__OBJECTIVE__. Replace every "Patent image size" in the records below with "Drawing size", keep everything else unchanged, and omit the pictures from your answer.

───── EXCERPTED DATA ─────

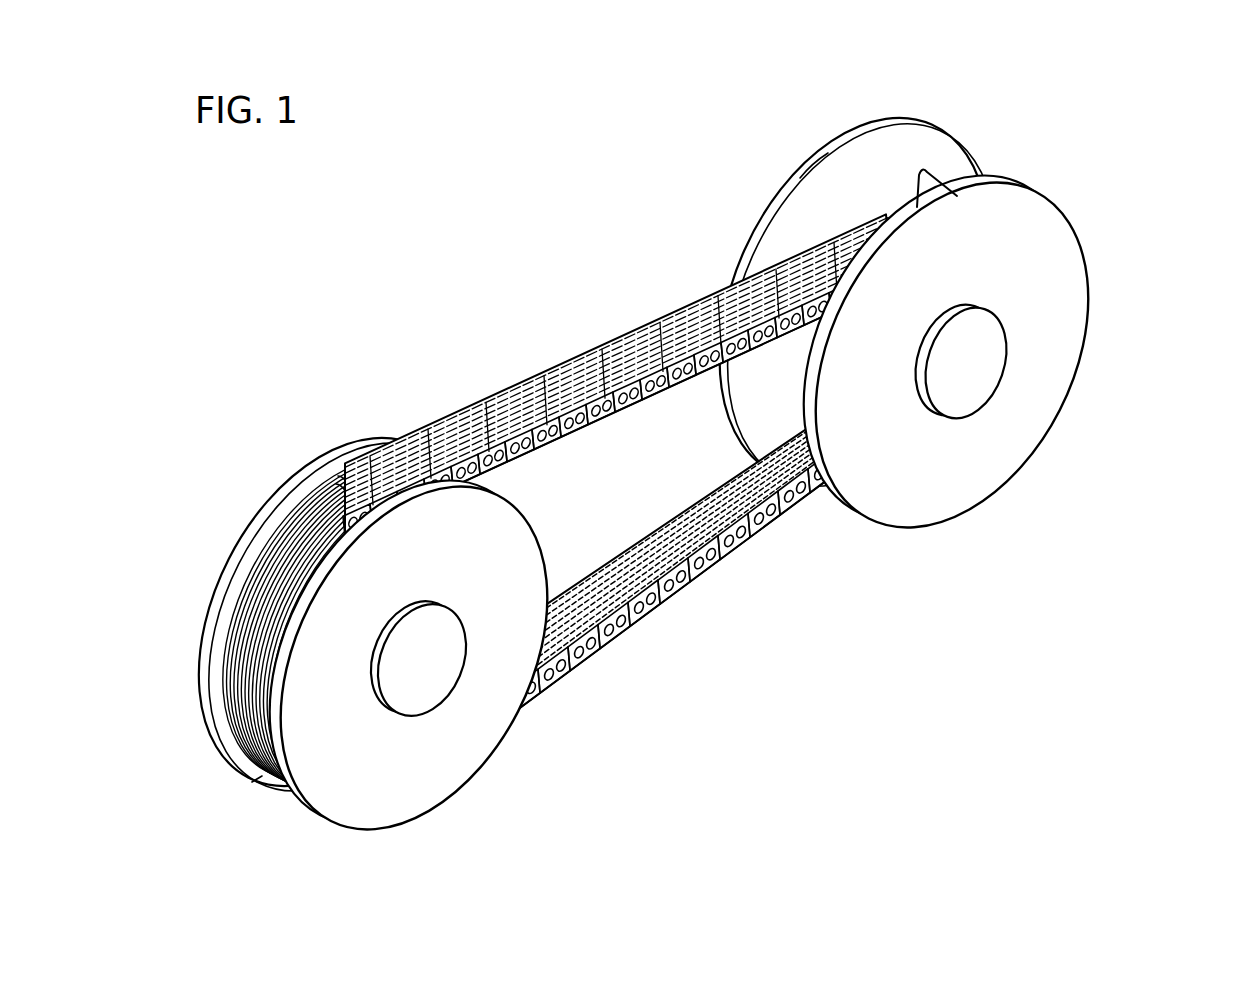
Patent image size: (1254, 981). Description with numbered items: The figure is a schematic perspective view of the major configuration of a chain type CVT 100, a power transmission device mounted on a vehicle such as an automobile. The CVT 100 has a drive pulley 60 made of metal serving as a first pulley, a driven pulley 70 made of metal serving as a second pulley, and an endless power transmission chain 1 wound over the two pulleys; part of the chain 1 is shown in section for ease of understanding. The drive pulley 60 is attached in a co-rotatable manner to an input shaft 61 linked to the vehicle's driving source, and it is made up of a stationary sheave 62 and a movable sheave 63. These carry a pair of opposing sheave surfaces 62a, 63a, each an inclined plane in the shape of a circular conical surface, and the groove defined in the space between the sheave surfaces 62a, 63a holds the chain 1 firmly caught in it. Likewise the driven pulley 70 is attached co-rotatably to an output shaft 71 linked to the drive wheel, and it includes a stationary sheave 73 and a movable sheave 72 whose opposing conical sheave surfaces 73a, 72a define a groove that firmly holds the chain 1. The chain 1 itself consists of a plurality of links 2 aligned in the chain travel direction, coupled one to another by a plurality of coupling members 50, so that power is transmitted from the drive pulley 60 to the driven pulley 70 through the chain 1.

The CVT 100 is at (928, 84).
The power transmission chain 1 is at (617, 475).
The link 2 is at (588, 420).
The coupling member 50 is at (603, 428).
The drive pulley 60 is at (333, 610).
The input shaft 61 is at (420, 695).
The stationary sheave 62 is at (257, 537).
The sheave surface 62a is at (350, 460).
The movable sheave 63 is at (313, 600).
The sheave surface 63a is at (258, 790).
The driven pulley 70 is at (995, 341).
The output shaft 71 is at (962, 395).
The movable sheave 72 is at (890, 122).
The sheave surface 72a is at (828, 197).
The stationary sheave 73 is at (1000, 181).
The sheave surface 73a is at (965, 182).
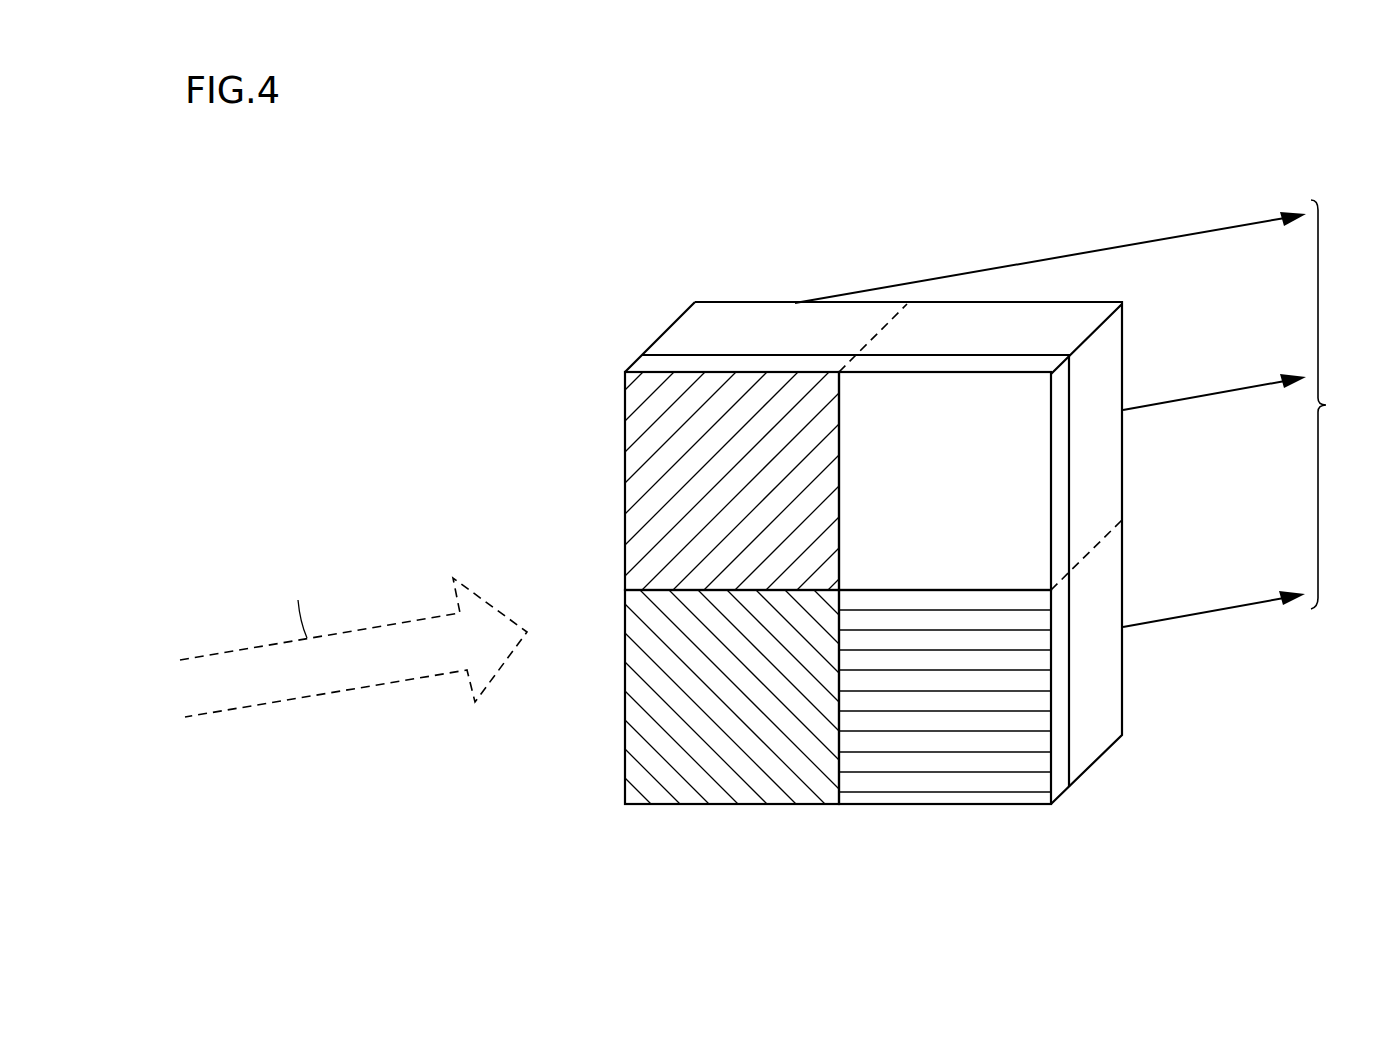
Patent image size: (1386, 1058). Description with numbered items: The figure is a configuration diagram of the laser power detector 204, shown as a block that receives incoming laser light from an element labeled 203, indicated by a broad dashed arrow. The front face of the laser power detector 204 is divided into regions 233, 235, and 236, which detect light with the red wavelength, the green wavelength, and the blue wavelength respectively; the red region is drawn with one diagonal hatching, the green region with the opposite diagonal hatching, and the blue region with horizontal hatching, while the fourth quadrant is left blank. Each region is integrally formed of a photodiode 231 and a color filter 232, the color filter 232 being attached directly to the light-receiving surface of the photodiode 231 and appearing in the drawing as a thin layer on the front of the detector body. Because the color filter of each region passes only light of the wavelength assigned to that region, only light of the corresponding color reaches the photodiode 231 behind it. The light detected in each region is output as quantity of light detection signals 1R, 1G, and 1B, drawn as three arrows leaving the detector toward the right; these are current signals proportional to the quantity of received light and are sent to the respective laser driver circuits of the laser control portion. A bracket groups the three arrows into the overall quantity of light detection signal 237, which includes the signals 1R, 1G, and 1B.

─────

__CORRECT OUTPUT__.
Drawing size: (1254, 981). Description with numbered items: The figure is a schematic perspective view of the major configuration of a chain type CVT 100, a power transmission device mounted on a vehicle such as an automobile. The CVT 100 has a drive pulley 60 made of metal serving as a first pulley, a driven pulley 70 made of metal serving as a second pulley, and an endless power transmission chain 1 wound over the two pulleys; part of the chain 1 is shown in section for ease of understanding. The drive pulley 60 is attached in a co-rotatable manner to an input shaft 61 linked to the vehicle's driving source, and it is made up of a stationary sheave 62 and a movable sheave 63. These carry a pair of opposing sheave surfaces 62a, 63a, each an inclined plane in the shape of a circular conical surface, and the groove defined in the space between the sheave surfaces 62a, 63a holds the chain 1 firmly caught in it. Likewise the driven pulley 70 is attached co-rotatably to an output shaft 71 linked to the drive wheel, and it includes a stationary sheave 73 and a movable sheave 72 whose opposing conical sheave surfaces 73a, 72a define a groove that firmly holds the chain 1. The chain 1 itself consists of a plurality of links 2 aligned in the chain travel direction, coupled one to another by a plurality of coupling members 50, so that power is transmitted from the drive pulley 60 to the driven pulley 70 through the chain 1.

The CVT 100 is at (928, 84).
The power transmission chain 1 is at (617, 475).
The link 2 is at (588, 420).
The coupling member 50 is at (603, 428).
The drive pulley 60 is at (333, 610).
The input shaft 61 is at (420, 695).
The stationary sheave 62 is at (257, 537).
The sheave surface 62a is at (350, 460).
The movable sheave 63 is at (313, 600).
The sheave surface 63a is at (258, 790).
The driven pulley 70 is at (995, 341).
The output shaft 71 is at (962, 395).
The movable sheave 72 is at (890, 122).
The sheave surface 72a is at (828, 197).
The stationary sheave 73 is at (1000, 181).
The sheave surface 73a is at (965, 182).
Drawing size: (1386, 1058). Description with numbered items: The figure is a configuration diagram of the laser power detector 204, shown as a block that receives incoming laser light from an element labeled 203, indicated by a broad dashed arrow. The front face of the laser power detector 204 is divided into regions 233, 235, and 236, which detect light with the red wavelength, the green wavelength, and the blue wavelength respectively; the red region is drawn with one diagonal hatching, the green region with the opposite diagonal hatching, and the blue region with horizontal hatching, while the fourth quadrant is left blank. Each region is integrally formed of a photodiode 231 and a color filter 232, the color filter 232 being attached directly to the light-receiving surface of the photodiode 231 and appearing in the drawing as a thin layer on the front of the detector body. Because the color filter of each region passes only light of the wavelength assigned to that region, only light of the corresponding color reaches the photodiode 231 behind it. The light detected in each region is output as quantity of light detection signals 1R, 1G, and 1B, drawn as three arrows leaving the detector toward the right; these are current signals proportional to the quantity of received light and are sent to the respective laser driver circuits of the laser control portion. A bracket groups the three arrows into the overall quantity of light detection signal 237, which includes the signals 1R, 1G, and 1B.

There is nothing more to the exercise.